Supplied data =>
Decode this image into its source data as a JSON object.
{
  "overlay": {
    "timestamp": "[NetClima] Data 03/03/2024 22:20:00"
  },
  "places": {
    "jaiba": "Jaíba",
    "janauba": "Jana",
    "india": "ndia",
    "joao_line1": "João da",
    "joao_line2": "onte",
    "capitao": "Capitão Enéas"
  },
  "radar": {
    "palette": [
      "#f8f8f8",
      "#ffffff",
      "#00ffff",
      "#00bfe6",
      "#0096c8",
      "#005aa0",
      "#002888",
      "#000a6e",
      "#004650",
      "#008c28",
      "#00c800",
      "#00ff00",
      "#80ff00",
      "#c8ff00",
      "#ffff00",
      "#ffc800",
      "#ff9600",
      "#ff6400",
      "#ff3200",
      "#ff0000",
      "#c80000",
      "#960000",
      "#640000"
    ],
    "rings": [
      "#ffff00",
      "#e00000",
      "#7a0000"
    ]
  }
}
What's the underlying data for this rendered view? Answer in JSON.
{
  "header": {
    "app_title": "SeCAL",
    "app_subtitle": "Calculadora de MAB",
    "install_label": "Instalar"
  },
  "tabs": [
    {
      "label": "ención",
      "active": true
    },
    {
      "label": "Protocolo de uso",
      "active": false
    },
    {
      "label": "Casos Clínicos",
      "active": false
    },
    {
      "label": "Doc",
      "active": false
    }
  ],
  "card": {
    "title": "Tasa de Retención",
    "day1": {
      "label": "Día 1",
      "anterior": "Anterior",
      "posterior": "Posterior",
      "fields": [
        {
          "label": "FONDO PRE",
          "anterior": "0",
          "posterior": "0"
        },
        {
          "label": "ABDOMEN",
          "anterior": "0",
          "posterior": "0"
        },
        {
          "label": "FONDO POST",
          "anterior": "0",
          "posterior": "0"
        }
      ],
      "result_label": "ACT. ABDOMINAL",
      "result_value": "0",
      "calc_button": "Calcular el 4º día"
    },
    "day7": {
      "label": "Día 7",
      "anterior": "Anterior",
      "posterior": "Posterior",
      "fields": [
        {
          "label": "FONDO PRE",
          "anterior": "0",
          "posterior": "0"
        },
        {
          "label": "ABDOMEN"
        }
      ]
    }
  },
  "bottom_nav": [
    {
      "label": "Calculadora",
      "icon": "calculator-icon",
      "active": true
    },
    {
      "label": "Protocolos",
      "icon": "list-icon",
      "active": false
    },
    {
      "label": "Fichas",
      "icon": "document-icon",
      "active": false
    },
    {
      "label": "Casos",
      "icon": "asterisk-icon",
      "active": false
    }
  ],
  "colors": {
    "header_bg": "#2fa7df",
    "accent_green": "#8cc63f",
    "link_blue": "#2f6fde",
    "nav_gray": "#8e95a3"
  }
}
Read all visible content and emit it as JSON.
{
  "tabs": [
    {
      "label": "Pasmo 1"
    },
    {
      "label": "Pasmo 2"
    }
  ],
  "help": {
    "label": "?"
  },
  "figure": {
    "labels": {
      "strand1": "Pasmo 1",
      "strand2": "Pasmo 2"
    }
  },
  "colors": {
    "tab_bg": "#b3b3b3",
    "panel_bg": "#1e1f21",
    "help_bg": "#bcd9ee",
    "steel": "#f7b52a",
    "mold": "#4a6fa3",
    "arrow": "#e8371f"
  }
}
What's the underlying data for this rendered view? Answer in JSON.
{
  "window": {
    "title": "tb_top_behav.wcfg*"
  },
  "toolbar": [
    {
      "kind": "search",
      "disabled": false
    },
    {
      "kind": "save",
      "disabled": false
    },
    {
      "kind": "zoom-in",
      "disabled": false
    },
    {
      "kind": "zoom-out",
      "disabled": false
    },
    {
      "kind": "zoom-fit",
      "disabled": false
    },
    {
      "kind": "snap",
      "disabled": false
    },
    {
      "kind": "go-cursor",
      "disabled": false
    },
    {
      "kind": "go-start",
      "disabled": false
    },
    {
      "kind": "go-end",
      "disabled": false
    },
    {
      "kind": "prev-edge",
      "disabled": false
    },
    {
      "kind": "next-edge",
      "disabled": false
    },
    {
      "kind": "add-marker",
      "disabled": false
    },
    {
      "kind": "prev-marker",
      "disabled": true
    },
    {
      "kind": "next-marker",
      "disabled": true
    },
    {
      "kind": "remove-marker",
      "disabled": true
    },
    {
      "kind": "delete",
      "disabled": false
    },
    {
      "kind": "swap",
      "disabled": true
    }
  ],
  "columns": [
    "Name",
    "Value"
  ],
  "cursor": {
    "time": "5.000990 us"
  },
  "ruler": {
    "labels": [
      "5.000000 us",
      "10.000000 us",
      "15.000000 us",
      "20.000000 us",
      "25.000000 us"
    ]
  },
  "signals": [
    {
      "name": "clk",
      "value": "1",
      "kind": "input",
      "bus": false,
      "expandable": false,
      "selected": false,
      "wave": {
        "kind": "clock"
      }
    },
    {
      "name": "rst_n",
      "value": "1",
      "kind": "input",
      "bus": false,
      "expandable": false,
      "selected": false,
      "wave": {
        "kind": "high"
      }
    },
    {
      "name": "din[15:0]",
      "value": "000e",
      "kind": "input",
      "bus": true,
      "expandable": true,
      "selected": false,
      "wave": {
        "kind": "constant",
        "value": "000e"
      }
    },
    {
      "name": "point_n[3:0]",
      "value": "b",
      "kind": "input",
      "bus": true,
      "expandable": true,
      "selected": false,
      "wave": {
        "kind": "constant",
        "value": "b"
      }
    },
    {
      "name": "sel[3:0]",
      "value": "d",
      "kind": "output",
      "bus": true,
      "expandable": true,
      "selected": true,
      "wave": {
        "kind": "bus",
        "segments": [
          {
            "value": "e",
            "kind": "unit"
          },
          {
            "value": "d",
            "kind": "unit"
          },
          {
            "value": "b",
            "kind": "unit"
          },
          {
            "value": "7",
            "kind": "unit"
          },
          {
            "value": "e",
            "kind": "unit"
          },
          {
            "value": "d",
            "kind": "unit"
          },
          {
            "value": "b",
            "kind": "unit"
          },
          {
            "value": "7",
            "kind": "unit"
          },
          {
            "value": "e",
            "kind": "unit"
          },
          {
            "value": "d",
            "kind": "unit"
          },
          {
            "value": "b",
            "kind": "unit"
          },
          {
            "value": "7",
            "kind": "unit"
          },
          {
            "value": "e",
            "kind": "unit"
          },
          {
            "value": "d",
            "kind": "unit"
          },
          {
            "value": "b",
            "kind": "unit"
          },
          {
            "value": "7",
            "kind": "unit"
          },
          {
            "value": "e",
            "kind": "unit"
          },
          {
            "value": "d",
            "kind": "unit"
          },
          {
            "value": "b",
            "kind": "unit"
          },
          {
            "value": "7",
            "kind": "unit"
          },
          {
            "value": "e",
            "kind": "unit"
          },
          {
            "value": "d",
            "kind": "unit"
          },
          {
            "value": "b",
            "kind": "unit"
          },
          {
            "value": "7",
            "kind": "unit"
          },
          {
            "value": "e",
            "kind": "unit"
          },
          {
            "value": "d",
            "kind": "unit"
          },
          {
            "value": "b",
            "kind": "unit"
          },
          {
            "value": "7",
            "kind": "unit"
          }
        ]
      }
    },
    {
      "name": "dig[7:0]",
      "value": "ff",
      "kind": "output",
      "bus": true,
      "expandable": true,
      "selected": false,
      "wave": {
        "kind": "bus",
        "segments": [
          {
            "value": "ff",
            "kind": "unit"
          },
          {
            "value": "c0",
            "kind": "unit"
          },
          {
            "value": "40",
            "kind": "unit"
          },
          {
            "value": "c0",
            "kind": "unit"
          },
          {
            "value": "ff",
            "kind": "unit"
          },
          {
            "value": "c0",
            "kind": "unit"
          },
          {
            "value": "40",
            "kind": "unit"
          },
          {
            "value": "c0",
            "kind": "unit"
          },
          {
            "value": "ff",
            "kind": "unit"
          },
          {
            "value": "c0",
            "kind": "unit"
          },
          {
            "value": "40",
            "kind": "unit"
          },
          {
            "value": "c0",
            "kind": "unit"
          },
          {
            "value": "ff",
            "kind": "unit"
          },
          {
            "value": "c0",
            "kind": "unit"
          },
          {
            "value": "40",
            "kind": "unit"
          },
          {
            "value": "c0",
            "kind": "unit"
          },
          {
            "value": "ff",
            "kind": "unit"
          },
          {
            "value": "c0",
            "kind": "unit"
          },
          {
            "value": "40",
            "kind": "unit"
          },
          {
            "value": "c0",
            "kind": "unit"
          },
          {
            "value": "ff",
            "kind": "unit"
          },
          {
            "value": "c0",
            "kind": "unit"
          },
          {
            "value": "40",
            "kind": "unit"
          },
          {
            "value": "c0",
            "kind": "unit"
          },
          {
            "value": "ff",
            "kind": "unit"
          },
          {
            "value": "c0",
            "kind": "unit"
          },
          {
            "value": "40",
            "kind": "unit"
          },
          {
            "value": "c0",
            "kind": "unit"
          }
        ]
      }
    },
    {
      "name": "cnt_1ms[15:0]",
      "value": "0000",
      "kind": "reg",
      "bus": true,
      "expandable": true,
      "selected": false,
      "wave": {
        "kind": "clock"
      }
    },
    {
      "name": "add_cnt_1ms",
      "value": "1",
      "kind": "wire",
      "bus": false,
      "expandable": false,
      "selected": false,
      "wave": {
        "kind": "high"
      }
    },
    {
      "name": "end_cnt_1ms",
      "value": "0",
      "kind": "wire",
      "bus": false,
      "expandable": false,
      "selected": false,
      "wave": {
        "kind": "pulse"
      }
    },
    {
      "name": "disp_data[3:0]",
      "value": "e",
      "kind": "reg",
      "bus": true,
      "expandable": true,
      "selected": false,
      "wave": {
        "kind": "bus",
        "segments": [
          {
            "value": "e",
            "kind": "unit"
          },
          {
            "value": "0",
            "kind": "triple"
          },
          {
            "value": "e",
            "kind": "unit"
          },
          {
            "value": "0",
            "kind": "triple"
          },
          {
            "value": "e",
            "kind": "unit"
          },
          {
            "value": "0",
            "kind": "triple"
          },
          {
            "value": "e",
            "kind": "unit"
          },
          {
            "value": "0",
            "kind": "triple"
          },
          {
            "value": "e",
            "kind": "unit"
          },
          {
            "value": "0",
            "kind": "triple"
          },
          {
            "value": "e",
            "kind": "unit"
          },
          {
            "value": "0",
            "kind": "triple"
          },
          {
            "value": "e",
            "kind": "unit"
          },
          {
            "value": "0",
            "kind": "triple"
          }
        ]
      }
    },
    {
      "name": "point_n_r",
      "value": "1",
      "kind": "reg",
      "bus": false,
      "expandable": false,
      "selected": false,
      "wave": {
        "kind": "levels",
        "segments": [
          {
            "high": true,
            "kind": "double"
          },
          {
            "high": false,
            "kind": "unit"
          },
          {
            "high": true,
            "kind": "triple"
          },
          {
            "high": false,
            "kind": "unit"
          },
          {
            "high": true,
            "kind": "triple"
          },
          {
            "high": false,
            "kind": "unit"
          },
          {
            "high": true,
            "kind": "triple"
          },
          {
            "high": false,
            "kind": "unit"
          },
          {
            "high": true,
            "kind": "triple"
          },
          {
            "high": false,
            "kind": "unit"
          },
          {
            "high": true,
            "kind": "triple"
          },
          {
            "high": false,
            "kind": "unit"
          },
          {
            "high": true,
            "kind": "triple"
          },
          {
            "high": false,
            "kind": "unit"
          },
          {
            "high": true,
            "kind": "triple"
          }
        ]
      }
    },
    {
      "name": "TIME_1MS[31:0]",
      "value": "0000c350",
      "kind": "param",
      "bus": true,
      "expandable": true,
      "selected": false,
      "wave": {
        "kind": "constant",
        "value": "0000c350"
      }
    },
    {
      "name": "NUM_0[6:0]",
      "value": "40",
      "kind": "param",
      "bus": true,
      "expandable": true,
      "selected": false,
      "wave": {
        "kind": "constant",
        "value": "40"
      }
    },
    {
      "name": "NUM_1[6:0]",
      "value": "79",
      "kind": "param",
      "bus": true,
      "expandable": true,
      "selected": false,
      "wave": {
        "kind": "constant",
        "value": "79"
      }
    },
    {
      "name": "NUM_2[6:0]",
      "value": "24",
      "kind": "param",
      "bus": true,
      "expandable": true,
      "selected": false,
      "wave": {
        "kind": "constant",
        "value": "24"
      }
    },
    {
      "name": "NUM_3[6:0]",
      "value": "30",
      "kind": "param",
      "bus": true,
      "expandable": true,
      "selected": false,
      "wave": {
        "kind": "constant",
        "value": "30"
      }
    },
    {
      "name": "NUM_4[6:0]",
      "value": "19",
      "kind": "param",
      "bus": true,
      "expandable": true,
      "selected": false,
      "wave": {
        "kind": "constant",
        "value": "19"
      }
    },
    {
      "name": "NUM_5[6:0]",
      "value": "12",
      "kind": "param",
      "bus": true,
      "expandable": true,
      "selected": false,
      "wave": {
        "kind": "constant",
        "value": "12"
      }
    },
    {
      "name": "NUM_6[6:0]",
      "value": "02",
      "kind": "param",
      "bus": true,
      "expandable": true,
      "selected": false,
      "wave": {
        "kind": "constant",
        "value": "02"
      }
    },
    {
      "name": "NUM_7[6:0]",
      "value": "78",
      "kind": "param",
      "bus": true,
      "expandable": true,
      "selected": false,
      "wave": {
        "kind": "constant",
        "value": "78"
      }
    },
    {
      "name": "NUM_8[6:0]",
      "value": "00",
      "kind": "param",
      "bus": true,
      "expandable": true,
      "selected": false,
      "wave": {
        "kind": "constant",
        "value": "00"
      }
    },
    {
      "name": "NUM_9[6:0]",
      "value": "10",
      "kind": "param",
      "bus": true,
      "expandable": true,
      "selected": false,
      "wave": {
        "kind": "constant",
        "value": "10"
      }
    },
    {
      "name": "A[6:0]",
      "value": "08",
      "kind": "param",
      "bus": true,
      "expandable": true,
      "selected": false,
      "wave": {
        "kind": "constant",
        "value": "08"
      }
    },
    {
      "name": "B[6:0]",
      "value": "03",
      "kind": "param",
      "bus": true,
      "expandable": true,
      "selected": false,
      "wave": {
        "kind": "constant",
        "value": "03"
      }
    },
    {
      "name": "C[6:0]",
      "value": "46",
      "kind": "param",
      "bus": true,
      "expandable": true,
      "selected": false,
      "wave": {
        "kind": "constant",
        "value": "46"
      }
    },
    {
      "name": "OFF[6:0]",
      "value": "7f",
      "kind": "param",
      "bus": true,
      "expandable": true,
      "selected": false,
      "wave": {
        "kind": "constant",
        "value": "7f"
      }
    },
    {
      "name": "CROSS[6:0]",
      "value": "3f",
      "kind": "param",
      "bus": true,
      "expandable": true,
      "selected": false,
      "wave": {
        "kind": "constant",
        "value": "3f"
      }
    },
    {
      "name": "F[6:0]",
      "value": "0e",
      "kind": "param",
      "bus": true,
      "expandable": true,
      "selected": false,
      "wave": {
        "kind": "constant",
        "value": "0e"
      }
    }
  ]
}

What to do => For each line in the data above that contains the string "JSON", extract the line.

Expected answer =>
Decode this image into its source data as a JSON object.
What's the underlying data for this rendered view? Answer in JSON.
Read all visible content and emit it as JSON.
What's the underlying data for this rendered view? Answer in JSON.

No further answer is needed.